* _WHAT THE TASK ASKS_: Records follow. Select each line holding "xlabel".

* _MATERIAL PROVIDED_:
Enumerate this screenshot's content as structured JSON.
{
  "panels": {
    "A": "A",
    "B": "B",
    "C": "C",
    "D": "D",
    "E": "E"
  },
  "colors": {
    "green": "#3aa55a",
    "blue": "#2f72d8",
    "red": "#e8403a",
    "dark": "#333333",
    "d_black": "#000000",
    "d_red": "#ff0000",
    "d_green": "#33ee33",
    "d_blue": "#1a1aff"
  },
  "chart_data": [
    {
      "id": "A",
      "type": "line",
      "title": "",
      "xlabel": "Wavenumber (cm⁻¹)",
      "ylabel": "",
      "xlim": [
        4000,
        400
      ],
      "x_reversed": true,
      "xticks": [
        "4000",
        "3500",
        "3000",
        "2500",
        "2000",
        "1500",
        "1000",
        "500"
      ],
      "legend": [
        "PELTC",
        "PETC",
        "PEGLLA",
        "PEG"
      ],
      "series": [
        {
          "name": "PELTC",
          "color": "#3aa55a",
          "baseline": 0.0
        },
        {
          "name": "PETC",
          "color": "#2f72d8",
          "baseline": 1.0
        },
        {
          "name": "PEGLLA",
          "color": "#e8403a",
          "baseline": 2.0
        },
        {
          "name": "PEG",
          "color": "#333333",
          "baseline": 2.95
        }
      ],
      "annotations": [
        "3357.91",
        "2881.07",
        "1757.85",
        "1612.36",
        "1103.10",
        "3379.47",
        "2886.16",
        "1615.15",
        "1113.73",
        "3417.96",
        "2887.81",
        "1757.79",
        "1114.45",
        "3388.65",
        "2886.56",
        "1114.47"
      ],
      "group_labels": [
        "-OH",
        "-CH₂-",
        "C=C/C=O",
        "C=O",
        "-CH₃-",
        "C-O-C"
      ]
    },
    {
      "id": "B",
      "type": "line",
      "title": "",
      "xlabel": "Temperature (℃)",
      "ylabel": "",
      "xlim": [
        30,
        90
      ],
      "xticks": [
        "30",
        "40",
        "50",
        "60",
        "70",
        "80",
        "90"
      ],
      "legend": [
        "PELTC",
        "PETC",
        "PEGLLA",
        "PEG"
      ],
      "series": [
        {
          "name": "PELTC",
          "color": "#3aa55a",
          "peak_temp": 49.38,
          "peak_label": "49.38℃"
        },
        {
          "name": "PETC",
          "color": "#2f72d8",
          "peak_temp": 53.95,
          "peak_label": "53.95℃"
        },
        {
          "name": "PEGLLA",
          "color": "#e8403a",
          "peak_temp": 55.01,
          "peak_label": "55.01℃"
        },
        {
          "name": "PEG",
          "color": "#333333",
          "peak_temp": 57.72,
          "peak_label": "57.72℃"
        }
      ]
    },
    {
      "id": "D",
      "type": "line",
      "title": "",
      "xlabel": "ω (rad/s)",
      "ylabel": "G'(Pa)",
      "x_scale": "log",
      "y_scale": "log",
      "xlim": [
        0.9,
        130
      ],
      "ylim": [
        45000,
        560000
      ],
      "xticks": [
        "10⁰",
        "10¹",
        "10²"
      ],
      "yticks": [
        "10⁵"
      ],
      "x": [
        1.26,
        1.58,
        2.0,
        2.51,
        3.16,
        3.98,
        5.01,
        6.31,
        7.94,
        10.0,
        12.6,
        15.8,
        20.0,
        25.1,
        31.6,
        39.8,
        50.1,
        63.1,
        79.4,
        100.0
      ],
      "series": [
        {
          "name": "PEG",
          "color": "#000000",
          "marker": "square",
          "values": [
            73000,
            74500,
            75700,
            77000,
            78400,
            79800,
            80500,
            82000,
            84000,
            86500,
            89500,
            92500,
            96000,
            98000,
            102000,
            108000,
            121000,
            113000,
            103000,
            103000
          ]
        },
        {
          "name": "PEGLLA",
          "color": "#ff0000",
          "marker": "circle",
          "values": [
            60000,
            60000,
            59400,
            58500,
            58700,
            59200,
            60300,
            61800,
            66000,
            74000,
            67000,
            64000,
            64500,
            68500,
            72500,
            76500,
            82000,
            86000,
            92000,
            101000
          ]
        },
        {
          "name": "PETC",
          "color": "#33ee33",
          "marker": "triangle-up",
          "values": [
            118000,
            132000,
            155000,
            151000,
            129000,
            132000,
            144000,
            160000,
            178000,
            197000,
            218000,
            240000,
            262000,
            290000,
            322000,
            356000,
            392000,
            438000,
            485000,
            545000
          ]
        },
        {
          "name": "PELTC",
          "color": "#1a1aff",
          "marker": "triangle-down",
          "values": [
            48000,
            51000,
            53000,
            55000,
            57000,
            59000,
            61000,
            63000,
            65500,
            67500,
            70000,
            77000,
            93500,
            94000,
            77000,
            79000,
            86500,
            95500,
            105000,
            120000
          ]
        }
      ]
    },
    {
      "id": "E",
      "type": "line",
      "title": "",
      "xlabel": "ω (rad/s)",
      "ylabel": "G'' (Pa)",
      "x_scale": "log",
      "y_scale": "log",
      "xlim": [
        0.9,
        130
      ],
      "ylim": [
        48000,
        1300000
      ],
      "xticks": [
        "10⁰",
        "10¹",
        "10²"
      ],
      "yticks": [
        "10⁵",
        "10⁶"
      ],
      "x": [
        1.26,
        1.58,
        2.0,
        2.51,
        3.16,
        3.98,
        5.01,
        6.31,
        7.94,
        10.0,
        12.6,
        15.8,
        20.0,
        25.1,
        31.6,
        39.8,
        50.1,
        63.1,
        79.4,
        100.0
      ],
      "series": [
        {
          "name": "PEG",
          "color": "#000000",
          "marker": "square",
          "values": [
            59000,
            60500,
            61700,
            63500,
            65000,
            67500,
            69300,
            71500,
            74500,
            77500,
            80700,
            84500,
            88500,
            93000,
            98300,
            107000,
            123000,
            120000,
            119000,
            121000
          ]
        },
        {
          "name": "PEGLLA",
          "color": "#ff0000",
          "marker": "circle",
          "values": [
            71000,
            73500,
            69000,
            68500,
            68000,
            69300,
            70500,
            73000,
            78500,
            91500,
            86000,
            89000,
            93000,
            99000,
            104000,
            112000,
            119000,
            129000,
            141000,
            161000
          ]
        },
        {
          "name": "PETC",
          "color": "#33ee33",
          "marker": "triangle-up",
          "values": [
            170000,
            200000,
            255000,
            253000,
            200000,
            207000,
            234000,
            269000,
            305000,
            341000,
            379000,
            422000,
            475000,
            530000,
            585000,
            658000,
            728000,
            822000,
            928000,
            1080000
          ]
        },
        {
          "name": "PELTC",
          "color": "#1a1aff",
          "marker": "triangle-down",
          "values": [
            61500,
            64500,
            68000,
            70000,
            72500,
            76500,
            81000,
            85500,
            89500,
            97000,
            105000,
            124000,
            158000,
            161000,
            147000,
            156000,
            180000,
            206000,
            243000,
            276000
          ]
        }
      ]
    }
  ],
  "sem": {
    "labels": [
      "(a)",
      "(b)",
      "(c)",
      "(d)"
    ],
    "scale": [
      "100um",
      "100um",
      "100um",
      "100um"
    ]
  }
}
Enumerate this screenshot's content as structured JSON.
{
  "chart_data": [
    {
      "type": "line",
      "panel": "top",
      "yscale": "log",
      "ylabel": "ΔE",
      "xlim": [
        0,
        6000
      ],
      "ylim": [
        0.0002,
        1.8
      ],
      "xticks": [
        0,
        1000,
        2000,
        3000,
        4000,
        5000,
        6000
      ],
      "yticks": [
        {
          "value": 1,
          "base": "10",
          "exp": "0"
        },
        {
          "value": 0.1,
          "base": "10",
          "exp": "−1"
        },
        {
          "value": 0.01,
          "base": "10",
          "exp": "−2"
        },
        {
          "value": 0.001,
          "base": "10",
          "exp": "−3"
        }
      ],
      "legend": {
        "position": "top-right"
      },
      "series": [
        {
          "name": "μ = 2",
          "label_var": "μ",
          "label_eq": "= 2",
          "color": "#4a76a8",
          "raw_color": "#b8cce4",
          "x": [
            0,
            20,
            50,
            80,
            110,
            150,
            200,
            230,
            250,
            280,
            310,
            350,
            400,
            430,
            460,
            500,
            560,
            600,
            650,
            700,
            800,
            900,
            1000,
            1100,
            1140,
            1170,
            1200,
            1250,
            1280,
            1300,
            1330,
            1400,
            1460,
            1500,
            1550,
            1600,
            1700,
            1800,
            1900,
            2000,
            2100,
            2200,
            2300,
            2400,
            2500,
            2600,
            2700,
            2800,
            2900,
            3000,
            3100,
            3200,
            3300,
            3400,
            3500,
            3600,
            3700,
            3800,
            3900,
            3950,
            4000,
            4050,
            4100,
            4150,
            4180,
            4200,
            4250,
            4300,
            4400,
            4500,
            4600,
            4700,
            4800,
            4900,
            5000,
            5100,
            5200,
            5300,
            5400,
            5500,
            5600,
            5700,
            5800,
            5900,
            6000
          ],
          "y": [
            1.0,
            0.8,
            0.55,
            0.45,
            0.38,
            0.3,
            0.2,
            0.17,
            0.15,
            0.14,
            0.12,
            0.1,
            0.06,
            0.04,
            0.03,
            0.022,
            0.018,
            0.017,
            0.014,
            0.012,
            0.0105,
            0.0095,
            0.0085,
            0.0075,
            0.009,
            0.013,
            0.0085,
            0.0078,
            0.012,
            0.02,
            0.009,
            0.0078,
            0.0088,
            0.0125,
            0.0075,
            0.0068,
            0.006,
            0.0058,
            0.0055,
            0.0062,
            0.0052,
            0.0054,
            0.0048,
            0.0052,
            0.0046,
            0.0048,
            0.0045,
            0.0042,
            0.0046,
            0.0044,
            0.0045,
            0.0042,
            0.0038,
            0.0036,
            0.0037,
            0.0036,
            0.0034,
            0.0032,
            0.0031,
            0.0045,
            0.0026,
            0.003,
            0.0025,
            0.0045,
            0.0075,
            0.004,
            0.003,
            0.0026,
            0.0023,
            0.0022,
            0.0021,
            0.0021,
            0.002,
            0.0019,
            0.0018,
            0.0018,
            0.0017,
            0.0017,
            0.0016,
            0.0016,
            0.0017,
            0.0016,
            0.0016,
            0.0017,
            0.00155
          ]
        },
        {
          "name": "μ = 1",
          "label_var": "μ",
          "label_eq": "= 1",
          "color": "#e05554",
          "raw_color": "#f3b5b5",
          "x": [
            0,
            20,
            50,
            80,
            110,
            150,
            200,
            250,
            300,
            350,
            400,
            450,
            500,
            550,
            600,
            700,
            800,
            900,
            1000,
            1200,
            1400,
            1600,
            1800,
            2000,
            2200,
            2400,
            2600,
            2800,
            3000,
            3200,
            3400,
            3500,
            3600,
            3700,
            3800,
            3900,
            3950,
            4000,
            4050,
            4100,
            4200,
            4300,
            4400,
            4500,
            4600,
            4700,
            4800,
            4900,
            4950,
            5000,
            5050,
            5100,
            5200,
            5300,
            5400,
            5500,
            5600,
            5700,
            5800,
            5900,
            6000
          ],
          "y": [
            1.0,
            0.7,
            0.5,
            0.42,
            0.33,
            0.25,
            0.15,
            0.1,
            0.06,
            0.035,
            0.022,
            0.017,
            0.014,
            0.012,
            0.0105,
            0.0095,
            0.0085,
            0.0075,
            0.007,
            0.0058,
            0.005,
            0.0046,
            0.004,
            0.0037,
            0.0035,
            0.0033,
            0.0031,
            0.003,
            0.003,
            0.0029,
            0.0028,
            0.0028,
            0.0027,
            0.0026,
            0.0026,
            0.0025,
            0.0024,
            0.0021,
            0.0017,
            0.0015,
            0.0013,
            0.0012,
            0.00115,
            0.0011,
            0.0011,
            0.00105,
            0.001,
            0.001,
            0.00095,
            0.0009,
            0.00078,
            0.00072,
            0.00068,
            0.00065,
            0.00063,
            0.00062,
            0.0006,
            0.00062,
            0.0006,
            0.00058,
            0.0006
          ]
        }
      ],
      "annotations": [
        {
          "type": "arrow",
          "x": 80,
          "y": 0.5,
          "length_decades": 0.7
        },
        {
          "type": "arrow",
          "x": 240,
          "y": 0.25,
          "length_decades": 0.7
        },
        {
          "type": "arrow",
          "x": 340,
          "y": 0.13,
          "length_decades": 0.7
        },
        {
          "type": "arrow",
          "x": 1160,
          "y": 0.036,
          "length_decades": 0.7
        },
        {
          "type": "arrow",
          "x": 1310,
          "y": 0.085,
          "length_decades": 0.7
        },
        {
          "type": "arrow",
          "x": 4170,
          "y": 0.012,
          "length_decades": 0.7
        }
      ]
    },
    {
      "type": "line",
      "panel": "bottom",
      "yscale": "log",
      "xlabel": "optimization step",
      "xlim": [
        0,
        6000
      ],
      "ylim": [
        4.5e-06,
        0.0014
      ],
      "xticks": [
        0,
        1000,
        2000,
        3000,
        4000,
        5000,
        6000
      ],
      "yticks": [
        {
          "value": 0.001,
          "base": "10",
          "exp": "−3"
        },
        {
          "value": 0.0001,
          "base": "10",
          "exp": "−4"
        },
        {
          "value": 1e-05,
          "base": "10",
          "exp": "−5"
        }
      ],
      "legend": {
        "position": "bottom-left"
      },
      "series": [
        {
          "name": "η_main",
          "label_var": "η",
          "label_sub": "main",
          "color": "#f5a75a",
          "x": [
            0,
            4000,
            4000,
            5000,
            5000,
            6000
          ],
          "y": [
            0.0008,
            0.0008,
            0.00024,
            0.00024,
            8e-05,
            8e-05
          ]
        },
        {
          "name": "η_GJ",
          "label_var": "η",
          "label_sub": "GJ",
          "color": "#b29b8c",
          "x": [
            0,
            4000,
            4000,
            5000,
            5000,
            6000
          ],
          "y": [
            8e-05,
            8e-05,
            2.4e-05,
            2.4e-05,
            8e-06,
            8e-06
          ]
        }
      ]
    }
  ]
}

* _SOLUTION BELOW_:
      "xlabel": "Wavenumber (cm⁻¹)",
      "xlabel": "Temperature (℃)",
      "xlabel": "ω (rad/s)",
      "xlabel": "ω (rad/s)",
      "xlabel": "optimization step",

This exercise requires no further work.